• **A run of records**:
───

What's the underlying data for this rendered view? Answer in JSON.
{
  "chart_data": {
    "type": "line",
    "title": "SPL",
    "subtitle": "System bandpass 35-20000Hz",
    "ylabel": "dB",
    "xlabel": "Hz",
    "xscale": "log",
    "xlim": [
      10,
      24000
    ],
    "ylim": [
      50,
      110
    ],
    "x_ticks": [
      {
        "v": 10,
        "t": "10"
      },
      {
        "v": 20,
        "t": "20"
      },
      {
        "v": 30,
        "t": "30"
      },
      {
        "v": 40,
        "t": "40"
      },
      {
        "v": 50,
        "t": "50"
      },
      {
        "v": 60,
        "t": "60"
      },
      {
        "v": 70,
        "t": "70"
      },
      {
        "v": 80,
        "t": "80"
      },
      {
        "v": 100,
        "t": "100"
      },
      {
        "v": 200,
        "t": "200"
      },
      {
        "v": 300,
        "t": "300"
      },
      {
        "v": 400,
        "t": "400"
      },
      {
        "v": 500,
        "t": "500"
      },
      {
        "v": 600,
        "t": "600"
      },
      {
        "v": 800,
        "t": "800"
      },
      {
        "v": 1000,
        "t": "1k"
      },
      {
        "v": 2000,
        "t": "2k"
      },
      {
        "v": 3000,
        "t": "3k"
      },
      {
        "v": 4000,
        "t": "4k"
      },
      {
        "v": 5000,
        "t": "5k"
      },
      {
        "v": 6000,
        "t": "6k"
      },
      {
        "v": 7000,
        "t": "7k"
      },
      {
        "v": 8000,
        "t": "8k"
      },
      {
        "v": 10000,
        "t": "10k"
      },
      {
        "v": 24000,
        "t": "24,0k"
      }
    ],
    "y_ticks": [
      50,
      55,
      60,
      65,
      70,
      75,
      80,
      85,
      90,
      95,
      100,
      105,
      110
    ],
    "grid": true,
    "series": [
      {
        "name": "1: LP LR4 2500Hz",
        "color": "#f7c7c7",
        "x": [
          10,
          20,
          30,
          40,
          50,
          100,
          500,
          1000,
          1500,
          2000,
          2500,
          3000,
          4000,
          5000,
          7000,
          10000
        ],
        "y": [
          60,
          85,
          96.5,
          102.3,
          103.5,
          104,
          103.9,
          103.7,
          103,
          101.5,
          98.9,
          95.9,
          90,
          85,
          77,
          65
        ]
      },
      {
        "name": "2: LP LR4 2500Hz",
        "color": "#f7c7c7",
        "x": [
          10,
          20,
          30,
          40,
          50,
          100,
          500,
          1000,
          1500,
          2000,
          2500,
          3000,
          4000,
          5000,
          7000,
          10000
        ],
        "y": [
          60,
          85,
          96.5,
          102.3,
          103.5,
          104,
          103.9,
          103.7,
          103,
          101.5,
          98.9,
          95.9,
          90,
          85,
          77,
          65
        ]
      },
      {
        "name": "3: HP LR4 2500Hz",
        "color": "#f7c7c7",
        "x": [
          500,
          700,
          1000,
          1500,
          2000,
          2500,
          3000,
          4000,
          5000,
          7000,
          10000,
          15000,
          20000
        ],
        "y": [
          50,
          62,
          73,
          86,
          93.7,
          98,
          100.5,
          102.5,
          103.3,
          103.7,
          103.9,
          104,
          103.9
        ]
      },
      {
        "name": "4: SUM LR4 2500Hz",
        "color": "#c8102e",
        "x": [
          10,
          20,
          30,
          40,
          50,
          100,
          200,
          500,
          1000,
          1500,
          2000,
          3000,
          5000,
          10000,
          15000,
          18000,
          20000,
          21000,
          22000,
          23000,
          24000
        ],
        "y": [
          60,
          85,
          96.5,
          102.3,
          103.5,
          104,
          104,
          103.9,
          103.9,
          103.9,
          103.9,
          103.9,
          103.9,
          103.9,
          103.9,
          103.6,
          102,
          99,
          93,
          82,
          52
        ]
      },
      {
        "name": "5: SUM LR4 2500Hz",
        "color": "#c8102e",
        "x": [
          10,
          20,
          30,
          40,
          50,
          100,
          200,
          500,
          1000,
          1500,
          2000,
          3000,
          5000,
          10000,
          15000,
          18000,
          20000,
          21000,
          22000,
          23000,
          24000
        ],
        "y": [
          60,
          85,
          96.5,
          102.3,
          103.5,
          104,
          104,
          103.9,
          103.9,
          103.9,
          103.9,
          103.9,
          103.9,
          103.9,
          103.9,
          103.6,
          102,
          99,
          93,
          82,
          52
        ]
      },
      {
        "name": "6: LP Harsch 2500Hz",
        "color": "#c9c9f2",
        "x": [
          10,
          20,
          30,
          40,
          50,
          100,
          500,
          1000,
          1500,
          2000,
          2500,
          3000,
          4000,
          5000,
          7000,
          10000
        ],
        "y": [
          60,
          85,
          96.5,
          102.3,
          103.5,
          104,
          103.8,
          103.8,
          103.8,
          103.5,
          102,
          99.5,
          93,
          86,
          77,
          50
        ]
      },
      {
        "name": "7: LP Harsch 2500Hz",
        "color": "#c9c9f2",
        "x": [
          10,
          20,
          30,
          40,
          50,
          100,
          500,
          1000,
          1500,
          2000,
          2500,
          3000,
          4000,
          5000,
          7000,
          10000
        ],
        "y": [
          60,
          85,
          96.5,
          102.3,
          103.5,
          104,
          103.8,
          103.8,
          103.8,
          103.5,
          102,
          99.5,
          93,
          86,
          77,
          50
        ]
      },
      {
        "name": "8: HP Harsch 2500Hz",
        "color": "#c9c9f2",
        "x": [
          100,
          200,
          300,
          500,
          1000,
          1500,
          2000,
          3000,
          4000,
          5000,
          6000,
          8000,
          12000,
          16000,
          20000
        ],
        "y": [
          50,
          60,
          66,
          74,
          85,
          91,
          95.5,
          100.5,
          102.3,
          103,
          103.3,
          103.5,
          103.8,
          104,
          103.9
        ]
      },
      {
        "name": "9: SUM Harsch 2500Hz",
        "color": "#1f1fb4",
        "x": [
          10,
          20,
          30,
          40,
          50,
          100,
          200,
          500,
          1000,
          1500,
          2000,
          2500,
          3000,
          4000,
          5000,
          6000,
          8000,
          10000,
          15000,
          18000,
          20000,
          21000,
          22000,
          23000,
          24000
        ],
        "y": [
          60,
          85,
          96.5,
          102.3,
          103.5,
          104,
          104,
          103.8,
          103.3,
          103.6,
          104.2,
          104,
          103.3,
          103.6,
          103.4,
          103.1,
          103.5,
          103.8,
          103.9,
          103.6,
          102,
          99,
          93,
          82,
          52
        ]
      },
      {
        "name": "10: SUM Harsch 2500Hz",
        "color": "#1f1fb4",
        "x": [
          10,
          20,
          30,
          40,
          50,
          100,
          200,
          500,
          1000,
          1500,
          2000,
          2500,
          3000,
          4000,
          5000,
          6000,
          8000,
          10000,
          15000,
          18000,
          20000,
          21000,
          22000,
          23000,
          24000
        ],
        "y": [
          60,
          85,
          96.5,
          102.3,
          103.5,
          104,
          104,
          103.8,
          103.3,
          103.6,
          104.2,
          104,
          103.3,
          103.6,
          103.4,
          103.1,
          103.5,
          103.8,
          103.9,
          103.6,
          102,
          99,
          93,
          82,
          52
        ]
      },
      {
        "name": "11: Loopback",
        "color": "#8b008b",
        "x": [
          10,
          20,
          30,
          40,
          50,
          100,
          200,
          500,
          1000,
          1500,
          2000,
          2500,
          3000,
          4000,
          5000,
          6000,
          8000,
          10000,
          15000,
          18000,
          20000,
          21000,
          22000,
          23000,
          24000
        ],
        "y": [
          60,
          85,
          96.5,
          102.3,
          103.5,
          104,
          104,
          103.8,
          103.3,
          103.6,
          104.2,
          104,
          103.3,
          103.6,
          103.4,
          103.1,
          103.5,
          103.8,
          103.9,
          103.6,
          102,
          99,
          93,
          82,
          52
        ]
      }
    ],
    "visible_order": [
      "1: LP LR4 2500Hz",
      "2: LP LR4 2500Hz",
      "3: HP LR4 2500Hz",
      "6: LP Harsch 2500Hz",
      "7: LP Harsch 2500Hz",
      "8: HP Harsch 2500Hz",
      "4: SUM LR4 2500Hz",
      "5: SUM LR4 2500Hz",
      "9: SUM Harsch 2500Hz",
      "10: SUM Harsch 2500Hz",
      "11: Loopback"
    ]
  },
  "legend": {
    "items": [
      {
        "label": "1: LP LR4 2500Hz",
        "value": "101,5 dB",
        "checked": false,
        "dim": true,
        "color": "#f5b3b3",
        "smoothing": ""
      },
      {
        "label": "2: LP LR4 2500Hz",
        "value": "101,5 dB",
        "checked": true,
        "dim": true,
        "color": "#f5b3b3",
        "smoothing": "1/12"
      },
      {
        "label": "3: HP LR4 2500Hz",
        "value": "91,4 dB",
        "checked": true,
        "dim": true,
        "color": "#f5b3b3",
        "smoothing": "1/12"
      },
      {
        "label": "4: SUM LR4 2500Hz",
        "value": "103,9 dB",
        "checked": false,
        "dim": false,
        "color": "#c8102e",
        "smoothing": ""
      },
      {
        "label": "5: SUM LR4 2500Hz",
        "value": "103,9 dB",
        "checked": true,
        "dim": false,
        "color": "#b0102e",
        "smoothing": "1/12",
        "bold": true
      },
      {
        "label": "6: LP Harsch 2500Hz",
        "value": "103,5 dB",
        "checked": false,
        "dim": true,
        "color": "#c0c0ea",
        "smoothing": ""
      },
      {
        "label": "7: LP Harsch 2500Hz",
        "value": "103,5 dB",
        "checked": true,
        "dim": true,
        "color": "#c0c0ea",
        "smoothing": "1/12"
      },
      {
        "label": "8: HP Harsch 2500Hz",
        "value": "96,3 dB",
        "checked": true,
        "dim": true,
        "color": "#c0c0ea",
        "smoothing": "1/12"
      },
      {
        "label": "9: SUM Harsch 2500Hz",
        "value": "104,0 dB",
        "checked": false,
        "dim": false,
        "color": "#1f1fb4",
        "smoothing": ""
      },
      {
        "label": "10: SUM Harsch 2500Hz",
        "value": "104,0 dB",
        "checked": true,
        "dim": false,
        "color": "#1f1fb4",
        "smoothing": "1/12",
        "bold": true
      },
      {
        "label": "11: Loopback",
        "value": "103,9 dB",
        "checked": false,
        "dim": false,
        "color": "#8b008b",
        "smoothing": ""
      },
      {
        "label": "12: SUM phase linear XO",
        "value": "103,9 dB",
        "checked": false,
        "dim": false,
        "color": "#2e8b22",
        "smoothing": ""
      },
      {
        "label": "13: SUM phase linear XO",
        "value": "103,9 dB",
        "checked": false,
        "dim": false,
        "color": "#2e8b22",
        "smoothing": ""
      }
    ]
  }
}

───

• **AIM**:
Locate all lines in the listing above with the word "name" and copy them.

• **SOLVED PROBLEM**:
        "name": "1: LP LR4 2500Hz",
        "name": "2: LP LR4 2500Hz",
        "name": "3: HP LR4 2500Hz",
        "name": "4: SUM LR4 2500Hz",
        "name": "5: SUM LR4 2500Hz",
        "name": "6: LP Harsch 2500Hz",
        "name": "7: LP Harsch 2500Hz",
        "name": "8: HP Harsch 2500Hz",
        "name": "9: SUM Harsch 2500Hz",
        "name": "10: SUM Harsch 2500Hz",
        "name": "11: Loopback",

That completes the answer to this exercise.